What you are asked to do:
Of the lines in the entries, how many hold the word "transaction"? Give that number alone.

● ● ● ● ● ● ●

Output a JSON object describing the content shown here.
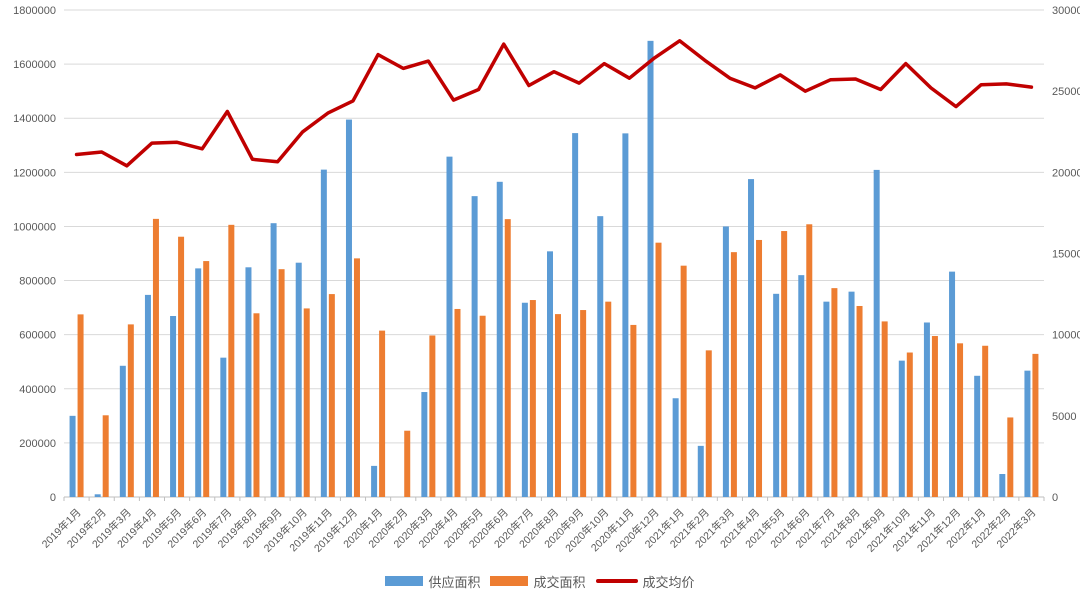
{
  "chart_data": {
    "type": "bar+line",
    "title": "",
    "categories": [
      "2019年1月",
      "2019年2月",
      "2019年3月",
      "2019年4月",
      "2019年5月",
      "2019年6月",
      "2019年7月",
      "2019年8月",
      "2019年9月",
      "2019年10月",
      "2019年11月",
      "2019年12月",
      "2020年1月",
      "2020年2月",
      "2020年3月",
      "2020年4月",
      "2020年5月",
      "2020年6月",
      "2020年7月",
      "2020年8月",
      "2020年9月",
      "2020年10月",
      "2020年11月",
      "2020年12月",
      "2021年1月",
      "2021年2月",
      "2021年3月",
      "2021年4月",
      "2021年5月",
      "2021年6月",
      "2021年7月",
      "2021年8月",
      "2021年9月",
      "2021年10月",
      "2021年11月",
      "2021年12月",
      "2022年1月",
      "2022年2月",
      "2022年3月"
    ],
    "series": [
      {
        "name": "供应面积",
        "type": "bar",
        "axis": "left",
        "color": "#5B9BD5",
        "values": [
          300000,
          10000,
          485000,
          747000,
          669000,
          845000,
          515000,
          849000,
          1012000,
          866000,
          1210000,
          1395000,
          115000,
          0,
          388000,
          1258000,
          1112000,
          1165000,
          718000,
          908000,
          1345000,
          1038000,
          1344000,
          1686000,
          365000,
          189000,
          1000000,
          1175000,
          751000,
          820000,
          722000,
          759000,
          1209000,
          504000,
          645000,
          833000,
          448000,
          85000,
          467000
        ]
      },
      {
        "name": "成交面积",
        "type": "bar",
        "axis": "left",
        "color": "#ED7D31",
        "values": [
          675000,
          302000,
          638000,
          1028000,
          962000,
          872000,
          1006000,
          679000,
          842000,
          697000,
          750000,
          882000,
          615000,
          245000,
          597000,
          695000,
          670000,
          1027000,
          728000,
          676000,
          691000,
          722000,
          636000,
          940000,
          855000,
          542000,
          905000,
          950000,
          983000,
          1008000,
          772000,
          706000,
          649000,
          534000,
          595000,
          568000,
          559000,
          294000,
          529000
        ]
      },
      {
        "name": "成交均价",
        "type": "line",
        "axis": "right",
        "color": "#C00000",
        "values": [
          21100,
          21250,
          20400,
          21800,
          21850,
          21450,
          23750,
          20800,
          20650,
          22500,
          23650,
          24400,
          27250,
          26400,
          26850,
          24450,
          25100,
          27900,
          25350,
          26200,
          25500,
          26700,
          25800,
          27050,
          28100,
          26900,
          25800,
          25200,
          26000,
          25000,
          25700,
          25750,
          25100,
          26700,
          25200,
          24050,
          25400,
          25450,
          25250
        ]
      }
    ],
    "left_axis": {
      "min": 0,
      "max": 1800000,
      "step": 200000,
      "tick_labels": [
        "0",
        "200000",
        "400000",
        "600000",
        "800000",
        "1000000",
        "1200000",
        "1400000",
        "1600000",
        "1800000"
      ]
    },
    "right_axis": {
      "min": 0,
      "max": 30000,
      "step": 5000,
      "tick_labels": [
        "0",
        "5000",
        "10000",
        "15000",
        "20000",
        "25000",
        "30000"
      ]
    },
    "grid": true,
    "legend_position": "bottom"
  },
  "legend": {
    "supply": "供应面积",
    "transaction": "成交面积",
    "price": "成交均价"
  },
  "colors": {
    "supply": "#5B9BD5",
    "transaction": "#ED7D31",
    "price": "#C00000",
    "grid": "#D9D9D9",
    "axis_line": "#BFBFBF",
    "axis_text": "#595959",
    "background": "#FFFFFF"
  }
}
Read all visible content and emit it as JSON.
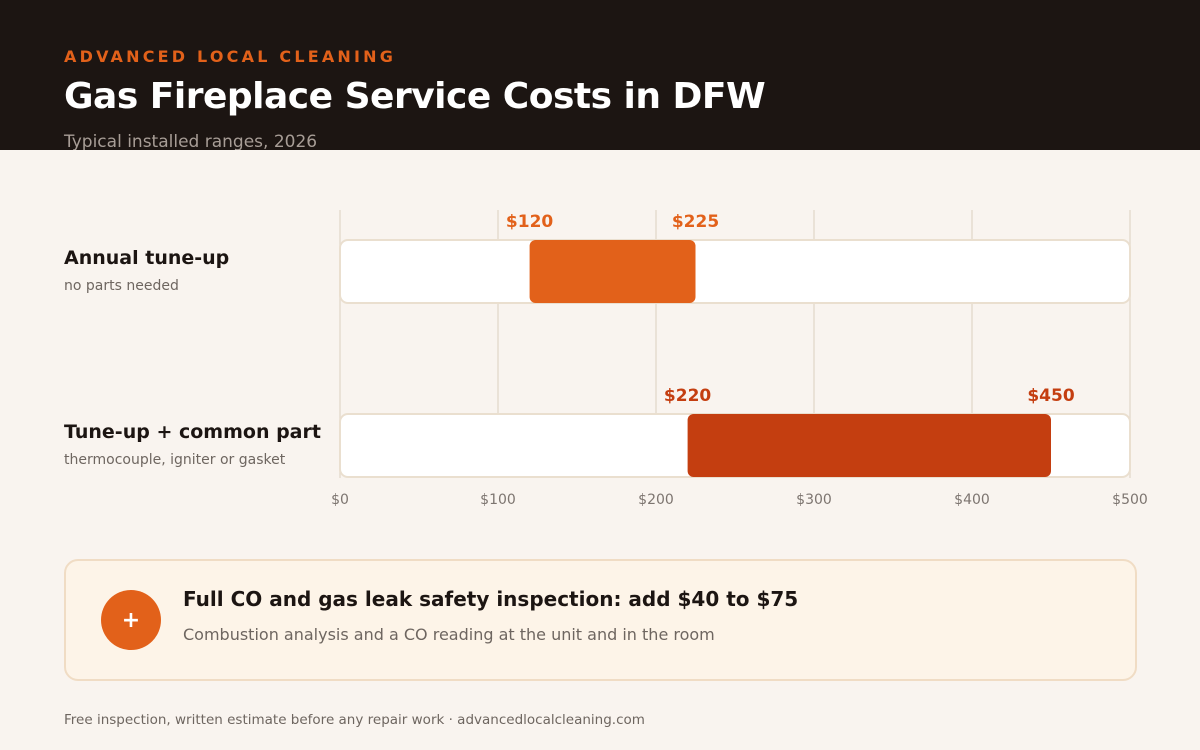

● ● ● ● ● ● ●

Response below:
2